-- start DATA TO USE --
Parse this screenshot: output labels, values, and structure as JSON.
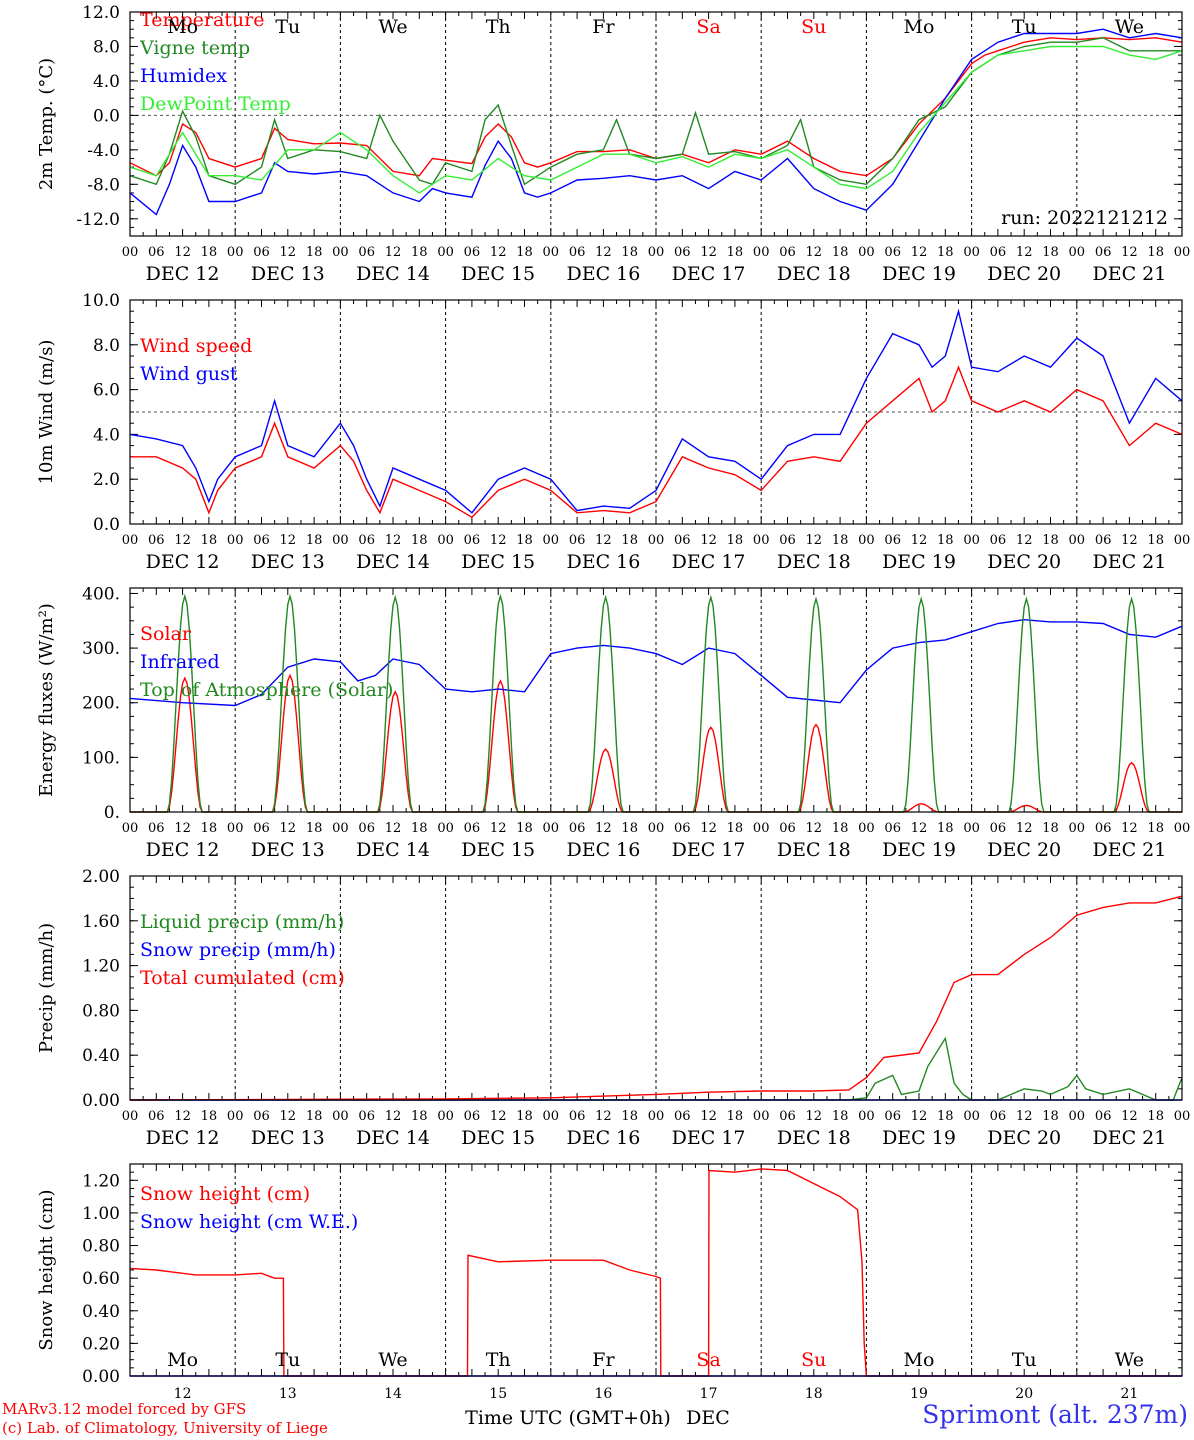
{
  "days": [
    "DEC 12",
    "DEC 13",
    "DEC 14",
    "DEC 15",
    "DEC 16",
    "DEC 17",
    "DEC 18",
    "DEC 19",
    "DEC 20",
    "DEC 21"
  ],
  "weekdays": [
    "Mo",
    "Tu",
    "We",
    "Th",
    "Fr",
    "Sa",
    "Su",
    "Mo",
    "Tu",
    "We"
  ],
  "weekday_colors": [
    "#000000",
    "#000000",
    "#000000",
    "#000000",
    "#000000",
    "#ff0000",
    "#ff0000",
    "#000000",
    "#000000",
    "#000000"
  ],
  "hour_ticks": [
    "00",
    "06",
    "12",
    "18"
  ],
  "day_numbers": [
    "12",
    "13",
    "14",
    "15",
    "16",
    "17",
    "18",
    "19",
    "20",
    "21"
  ],
  "footer": {
    "credit_line1": "MARv3.12 model forced by GFS",
    "credit_line2": "(c) Lab. of Climatology, University of Liege",
    "xlabel": "Time UTC (GMT+0h)",
    "month": "DEC",
    "station": "Sprimont (alt. 237m)"
  },
  "chart_data": [
    {
      "type": "line",
      "ylabel": "2m Temp. (°C)",
      "ylim": [
        -14,
        12
      ],
      "yticks": [
        "12.0",
        "8.0",
        "4.0",
        "0.0",
        "-4.0",
        "-8.0",
        "-12.0"
      ],
      "ytick_values": [
        12,
        8,
        4,
        0,
        -4,
        -8,
        -12
      ],
      "ref_line": 0,
      "annotation": "run: 2022121212",
      "x_unit": "hours since DEC 12 00 UTC",
      "series": [
        {
          "name": "Temperature",
          "color": "#ff0000",
          "x": [
            0,
            6,
            9,
            12,
            15,
            18,
            24,
            30,
            33,
            36,
            42,
            48,
            54,
            60,
            66,
            69,
            72,
            78,
            81,
            84,
            87,
            90,
            93,
            96,
            102,
            108,
            114,
            120,
            126,
            132,
            138,
            144,
            150,
            156,
            162,
            168,
            174,
            180,
            186,
            192,
            195,
            198,
            204,
            210,
            216,
            222,
            228,
            234,
            240
          ],
          "values": [
            -5.5,
            -7,
            -5.5,
            -1,
            -2,
            -5,
            -6,
            -5,
            -1.5,
            -2.8,
            -3.3,
            -3.2,
            -3.5,
            -6.5,
            -7,
            -5,
            -5.2,
            -5.6,
            -2.5,
            -1,
            -2.5,
            -5.5,
            -6,
            -5.5,
            -4.2,
            -4.2,
            -4,
            -5,
            -4.5,
            -5.5,
            -4,
            -4.5,
            -3,
            -5,
            -6.5,
            -7,
            -5,
            -1,
            2,
            6,
            7,
            7.5,
            8.5,
            9,
            8.8,
            9,
            8.8,
            9,
            8.5
          ]
        },
        {
          "name": "Vigne temp",
          "color": "#228822",
          "x": [
            0,
            6,
            9,
            12,
            15,
            18,
            24,
            30,
            33,
            36,
            42,
            48,
            54,
            57,
            60,
            66,
            69,
            72,
            78,
            81,
            84,
            87,
            90,
            93,
            96,
            102,
            108,
            111,
            114,
            120,
            126,
            129,
            132,
            138,
            144,
            150,
            153,
            156,
            162,
            168,
            174,
            180,
            186,
            192,
            195,
            198,
            204,
            210,
            216,
            222,
            228,
            234,
            240
          ],
          "values": [
            -7,
            -8,
            -4.5,
            0.5,
            -2.5,
            -7,
            -8,
            -6,
            -0.5,
            -5,
            -4,
            -4.2,
            -5,
            0,
            -3,
            -7.5,
            -8,
            -5.5,
            -6.5,
            -0.5,
            1.2,
            -3.5,
            -8,
            -7,
            -6,
            -4.5,
            -4,
            -0.5,
            -4.5,
            -5,
            -4.5,
            0.3,
            -4.5,
            -4.2,
            -5,
            -3.5,
            -0.5,
            -6,
            -7.5,
            -8,
            -5,
            -0.5,
            1,
            5,
            6,
            7,
            8,
            8.5,
            8.5,
            9,
            7.5,
            7.5,
            7.5
          ]
        },
        {
          "name": "Humidex",
          "color": "#0000ff",
          "x": [
            0,
            6,
            9,
            12,
            15,
            18,
            24,
            30,
            33,
            36,
            42,
            48,
            54,
            60,
            66,
            69,
            72,
            78,
            81,
            84,
            87,
            90,
            93,
            96,
            102,
            108,
            114,
            120,
            126,
            132,
            138,
            144,
            150,
            156,
            162,
            168,
            174,
            180,
            186,
            192,
            195,
            198,
            204,
            210,
            216,
            222,
            228,
            234,
            240
          ],
          "values": [
            -9,
            -11.5,
            -8,
            -3.5,
            -6,
            -10,
            -10,
            -9,
            -5.5,
            -6.5,
            -6.8,
            -6.5,
            -7,
            -9,
            -10,
            -8.5,
            -9,
            -9.5,
            -5.8,
            -3,
            -5,
            -9,
            -9.5,
            -9,
            -7.5,
            -7.3,
            -7,
            -7.5,
            -7,
            -8.5,
            -6.5,
            -7.5,
            -5,
            -8.5,
            -10,
            -11,
            -8,
            -3,
            2,
            6.5,
            7.5,
            8.5,
            9.5,
            9.5,
            9.5,
            10,
            9,
            9.5,
            9
          ]
        },
        {
          "name": "DewPoint Temp",
          "color": "#33ee33",
          "x": [
            0,
            6,
            12,
            18,
            24,
            30,
            36,
            42,
            48,
            54,
            60,
            66,
            72,
            78,
            84,
            90,
            96,
            102,
            108,
            114,
            120,
            126,
            132,
            138,
            144,
            150,
            156,
            162,
            168,
            174,
            180,
            186,
            192,
            198,
            204,
            210,
            216,
            222,
            228,
            234,
            240
          ],
          "values": [
            -6,
            -7,
            -2,
            -7,
            -7,
            -7.5,
            -4,
            -4,
            -2,
            -4,
            -7,
            -9,
            -7,
            -7.5,
            -5,
            -7,
            -7.5,
            -6,
            -4.5,
            -4.5,
            -5.5,
            -4.8,
            -6,
            -4.5,
            -5,
            -4,
            -6,
            -8,
            -8.5,
            -6.5,
            -2,
            1.5,
            5,
            7,
            7.5,
            8,
            8,
            8,
            7,
            6.5,
            7.5
          ]
        }
      ]
    },
    {
      "type": "line",
      "ylabel": "10m Wind (m/s)",
      "ylim": [
        0,
        10
      ],
      "yticks": [
        "10.0",
        "8.0",
        "6.0",
        "4.0",
        "2.0",
        "0.0"
      ],
      "ytick_values": [
        10,
        8,
        6,
        4,
        2,
        0
      ],
      "ref_line": 5,
      "annotation": "",
      "x_unit": "hours since DEC 12 00 UTC",
      "series": [
        {
          "name": "Wind speed",
          "color": "#ff0000",
          "x": [
            0,
            6,
            12,
            15,
            18,
            20,
            24,
            30,
            33,
            36,
            42,
            48,
            51,
            54,
            57,
            60,
            66,
            72,
            78,
            84,
            90,
            96,
            102,
            108,
            114,
            120,
            126,
            132,
            138,
            144,
            150,
            156,
            162,
            168,
            174,
            180,
            183,
            186,
            189,
            192,
            198,
            204,
            210,
            216,
            222,
            228,
            234,
            240
          ],
          "values": [
            3,
            3,
            2.5,
            2,
            0.5,
            1.5,
            2.5,
            3,
            4.5,
            3,
            2.5,
            3.5,
            2.8,
            1.5,
            0.5,
            2,
            1.5,
            1,
            0.3,
            1.5,
            2,
            1.5,
            0.5,
            0.6,
            0.5,
            1,
            3,
            2.5,
            2.2,
            1.5,
            2.8,
            3,
            2.8,
            4.5,
            5.5,
            6.5,
            5,
            5.5,
            7,
            5.5,
            5,
            5.5,
            5,
            6,
            5.5,
            3.5,
            4.5,
            4
          ]
        },
        {
          "name": "Wind gust",
          "color": "#0000ff",
          "x": [
            0,
            6,
            12,
            15,
            18,
            20,
            24,
            30,
            33,
            36,
            42,
            48,
            51,
            54,
            57,
            60,
            66,
            72,
            78,
            84,
            90,
            96,
            102,
            108,
            114,
            120,
            126,
            132,
            138,
            144,
            150,
            156,
            162,
            168,
            174,
            180,
            183,
            186,
            189,
            192,
            198,
            204,
            210,
            216,
            222,
            228,
            234,
            240
          ],
          "values": [
            4,
            3.8,
            3.5,
            2.5,
            1,
            2,
            3,
            3.5,
            5.5,
            3.5,
            3,
            4.5,
            3.5,
            2,
            0.8,
            2.5,
            2,
            1.5,
            0.5,
            2,
            2.5,
            2,
            0.6,
            0.8,
            0.7,
            1.5,
            3.8,
            3,
            2.8,
            2,
            3.5,
            4,
            4,
            6.5,
            8.5,
            8,
            7,
            7.5,
            9.5,
            7,
            6.8,
            7.5,
            7,
            8.3,
            7.5,
            4.5,
            6.5,
            5.5
          ]
        }
      ]
    },
    {
      "type": "line",
      "ylabel": "Energy fluxes (W/m²)",
      "ylim": [
        0,
        410
      ],
      "yticks": [
        "400.",
        "300.",
        "200.",
        "100.",
        "0."
      ],
      "ytick_values": [
        400,
        300,
        200,
        100,
        0
      ],
      "ref_line": null,
      "annotation": "",
      "x_unit": "hours since DEC 12 00 UTC",
      "daily_peak_hour": 12.5,
      "daily_halfwidth_hours": 4,
      "series": [
        {
          "name": "Solar",
          "color": "#ff0000",
          "daily_peaks": [
            245,
            250,
            220,
            240,
            115,
            155,
            160,
            15,
            12,
            90
          ]
        },
        {
          "name": "Infrared",
          "color": "#0000ff",
          "x": [
            0,
            12,
            24,
            30,
            36,
            42,
            48,
            52,
            56,
            60,
            66,
            72,
            78,
            84,
            90,
            96,
            102,
            108,
            114,
            120,
            126,
            132,
            138,
            144,
            150,
            156,
            162,
            168,
            174,
            180,
            186,
            192,
            198,
            204,
            210,
            216,
            222,
            228,
            234,
            240
          ],
          "values": [
            208,
            200,
            195,
            215,
            265,
            280,
            275,
            240,
            250,
            280,
            270,
            225,
            220,
            225,
            220,
            290,
            300,
            305,
            300,
            290,
            270,
            300,
            290,
            250,
            210,
            205,
            200,
            260,
            300,
            310,
            315,
            330,
            345,
            352,
            348,
            348,
            345,
            325,
            320,
            340
          ]
        },
        {
          "name": "Top of Atmosphere (Solar)",
          "color": "#228822",
          "daily_peaks": [
            395,
            395,
            393,
            395,
            393,
            393,
            390,
            390,
            390,
            390
          ]
        }
      ]
    },
    {
      "type": "line",
      "ylabel": "Precip (mm/h)",
      "ylim": [
        0,
        2
      ],
      "yticks": [
        "2.00",
        "1.60",
        "1.20",
        "0.80",
        "0.40",
        "0.00"
      ],
      "ytick_values": [
        2,
        1.6,
        1.2,
        0.8,
        0.4,
        0
      ],
      "ref_line": null,
      "annotation": "",
      "x_unit": "hours since DEC 12 00 UTC",
      "series": [
        {
          "name": "Liquid precip (mm/h)",
          "color": "#228822",
          "x": [
            0,
            164,
            168,
            170,
            174,
            176,
            180,
            182,
            186,
            188,
            190,
            192,
            198,
            204,
            208,
            210,
            214,
            216,
            218,
            222,
            228,
            234,
            236,
            238,
            240
          ],
          "values": [
            0,
            0,
            0.02,
            0.15,
            0.22,
            0.05,
            0.08,
            0.3,
            0.55,
            0.15,
            0.05,
            0,
            0,
            0.1,
            0.08,
            0.05,
            0.12,
            0.22,
            0.1,
            0.05,
            0.1,
            0,
            0,
            0,
            0.2
          ]
        },
        {
          "name": "Snow precip (mm/h)",
          "color": "#0000ff",
          "x": [
            0,
            240
          ],
          "values": [
            0,
            0
          ]
        },
        {
          "name": "Total cumulated (cm)",
          "color": "#ff0000",
          "x": [
            0,
            72,
            96,
            120,
            132,
            144,
            156,
            164,
            168,
            172,
            180,
            184,
            188,
            192,
            198,
            204,
            210,
            216,
            222,
            228,
            234,
            240
          ],
          "values": [
            0,
            0.01,
            0.02,
            0.05,
            0.07,
            0.08,
            0.08,
            0.09,
            0.2,
            0.38,
            0.42,
            0.7,
            1.05,
            1.12,
            1.12,
            1.3,
            1.45,
            1.65,
            1.72,
            1.76,
            1.76,
            1.82
          ]
        }
      ]
    },
    {
      "type": "line",
      "ylabel": "Snow height (cm)",
      "ylim": [
        0,
        1.3
      ],
      "yticks": [
        "1.20",
        "1.00",
        "0.80",
        "0.60",
        "0.40",
        "0.20",
        "0.00"
      ],
      "ytick_values": [
        1.2,
        1,
        0.8,
        0.6,
        0.4,
        0.2,
        0
      ],
      "ref_line": null,
      "annotation": "",
      "x_unit": "hours since DEC 12 00 UTC",
      "series": [
        {
          "name": "Snow height (cm)",
          "color": "#ff0000",
          "x": [
            0,
            6,
            12,
            15,
            18,
            24,
            30,
            33,
            35,
            35.1,
            36,
            48,
            72,
            77,
            77.1,
            84,
            96,
            108,
            114,
            120,
            121,
            121.1,
            132,
            132.1,
            138,
            144,
            150,
            156,
            162,
            166,
            167,
            167.5,
            168,
            240
          ],
          "values": [
            0.66,
            0.65,
            0.63,
            0.62,
            0.62,
            0.62,
            0.63,
            0.6,
            0.6,
            0,
            0,
            0,
            0,
            0,
            0.74,
            0.7,
            0.71,
            0.71,
            0.65,
            0.61,
            0.6,
            0,
            0,
            1.26,
            1.25,
            1.27,
            1.26,
            1.18,
            1.1,
            1.02,
            0.7,
            0.2,
            0,
            0
          ]
        },
        {
          "name": "Snow height (cm W.E.)",
          "color": "#0000ff",
          "x": [
            0,
            240
          ],
          "values": [
            0,
            0
          ]
        }
      ]
    }
  ]
}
-- end DATA TO USE --
EXERCISE AIM
Find the word "Snow" in the material, then list each line that holds it.

FINISHED TASK
          "name": "Snow precip (mm/h)",
      "ylabel": "Snow height (cm)",
          "name": "Snow height (cm)",
          "name": "Snow height (cm W.E.)",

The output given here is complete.